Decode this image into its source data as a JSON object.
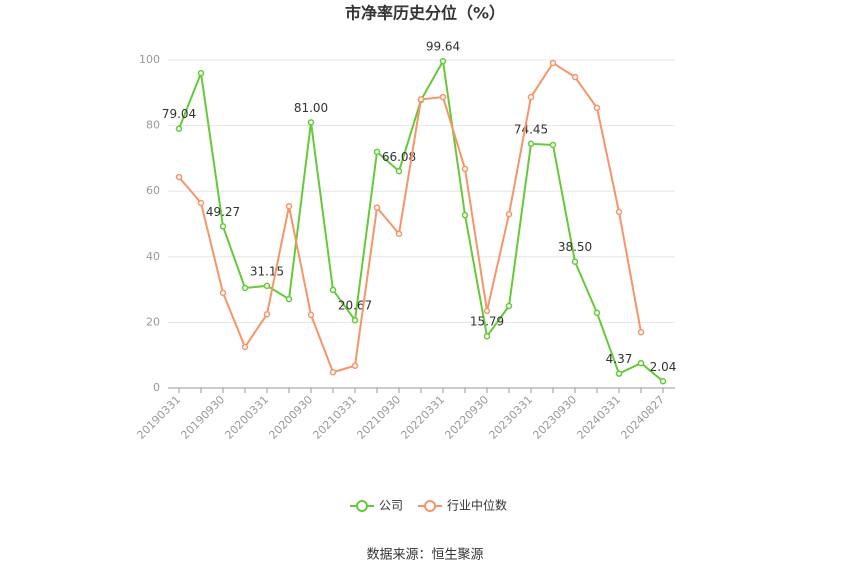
{
  "chart_data": {
    "type": "line",
    "title": "市净率历史分位（%）",
    "categories": [
      "20190331",
      null,
      "20190930",
      null,
      "20200331",
      null,
      "20200930",
      null,
      "20210331",
      null,
      "20210930",
      null,
      "20220331",
      null,
      "20220930",
      null,
      "20230331",
      null,
      "20230930",
      null,
      "20240331",
      null,
      "20240827"
    ],
    "series": [
      {
        "name": "公司",
        "color": "#66c93a",
        "values": [
          79.04,
          96,
          49.27,
          30.5,
          31.15,
          27.1,
          81.0,
          29.9,
          20.67,
          72,
          66.08,
          87.8,
          99.64,
          52.7,
          15.79,
          25,
          74.45,
          74.1,
          38.5,
          22.9,
          4.37,
          7.6,
          2.04
        ],
        "value_labels": [
          "79.04",
          null,
          "49.27",
          null,
          "31.15",
          null,
          "81.00",
          null,
          "20.67",
          null,
          "66.08",
          null,
          "99.64",
          null,
          "15.79",
          null,
          "74.45",
          null,
          "38.50",
          null,
          "4.37",
          null,
          "2.04"
        ]
      },
      {
        "name": "行业中位数",
        "color": "#f5956a",
        "values": [
          64.3,
          56.4,
          29,
          12.5,
          22.5,
          55.4,
          22.3,
          4.8,
          6.8,
          55,
          47,
          88,
          88.7,
          66.8,
          23.5,
          53,
          88.7,
          99.1,
          94.8,
          85.4,
          53.7,
          17,
          null
        ]
      }
    ],
    "ylim": [
      0,
      100
    ],
    "yticks": [
      0,
      20,
      40,
      60,
      80,
      100
    ],
    "grid": true,
    "legend": "bottom",
    "source": "数据来源：恒生聚源"
  }
}
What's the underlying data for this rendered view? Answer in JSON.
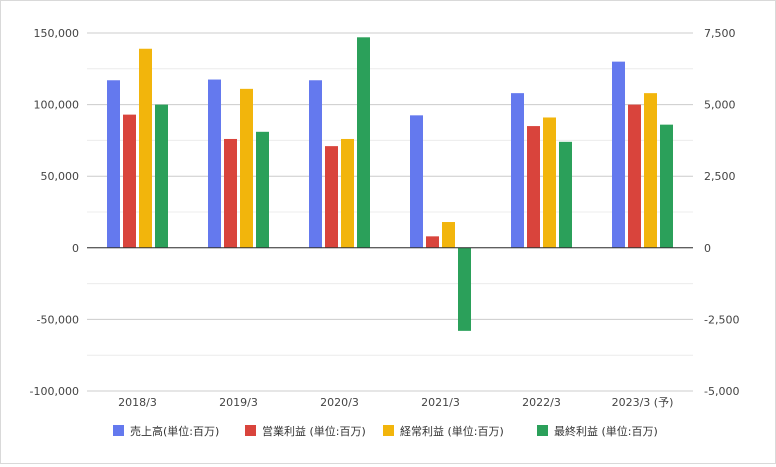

◆ **WHAT NEEDS TO BE DONE**: Give every line above again exactly, with no pictures.

◆ **ANSWER FOR THE TASK**:
Decode this image into its source data as a JSON object.
{
  "chart_data": {
    "type": "line",
    "title": "市净率历史分位（%）",
    "categories": [
      "20190331",
      null,
      "20190930",
      null,
      "20200331",
      null,
      "20200930",
      null,
      "20210331",
      null,
      "20210930",
      null,
      "20220331",
      null,
      "20220930",
      null,
      "20230331",
      null,
      "20230930",
      null,
      "20240331",
      null,
      "20240827"
    ],
    "series": [
      {
        "name": "公司",
        "color": "#66c93a",
        "values": [
          79.04,
          96,
          49.27,
          30.5,
          31.15,
          27.1,
          81.0,
          29.9,
          20.67,
          72,
          66.08,
          87.8,
          99.64,
          52.7,
          15.79,
          25,
          74.45,
          74.1,
          38.5,
          22.9,
          4.37,
          7.6,
          2.04
        ],
        "value_labels": [
          "79.04",
          null,
          "49.27",
          null,
          "31.15",
          null,
          "81.00",
          null,
          "20.67",
          null,
          "66.08",
          null,
          "99.64",
          null,
          "15.79",
          null,
          "74.45",
          null,
          "38.50",
          null,
          "4.37",
          null,
          "2.04"
        ]
      },
      {
        "name": "行业中位数",
        "color": "#f5956a",
        "values": [
          64.3,
          56.4,
          29,
          12.5,
          22.5,
          55.4,
          22.3,
          4.8,
          6.8,
          55,
          47,
          88,
          88.7,
          66.8,
          23.5,
          53,
          88.7,
          99.1,
          94.8,
          85.4,
          53.7,
          17,
          null
        ]
      }
    ],
    "ylim": [
      0,
      100
    ],
    "yticks": [
      0,
      20,
      40,
      60,
      80,
      100
    ],
    "grid": true,
    "legend": "bottom",
    "source": "数据来源：恒生聚源"
  }
}
What's the underlying data for this rendered view? Answer in JSON.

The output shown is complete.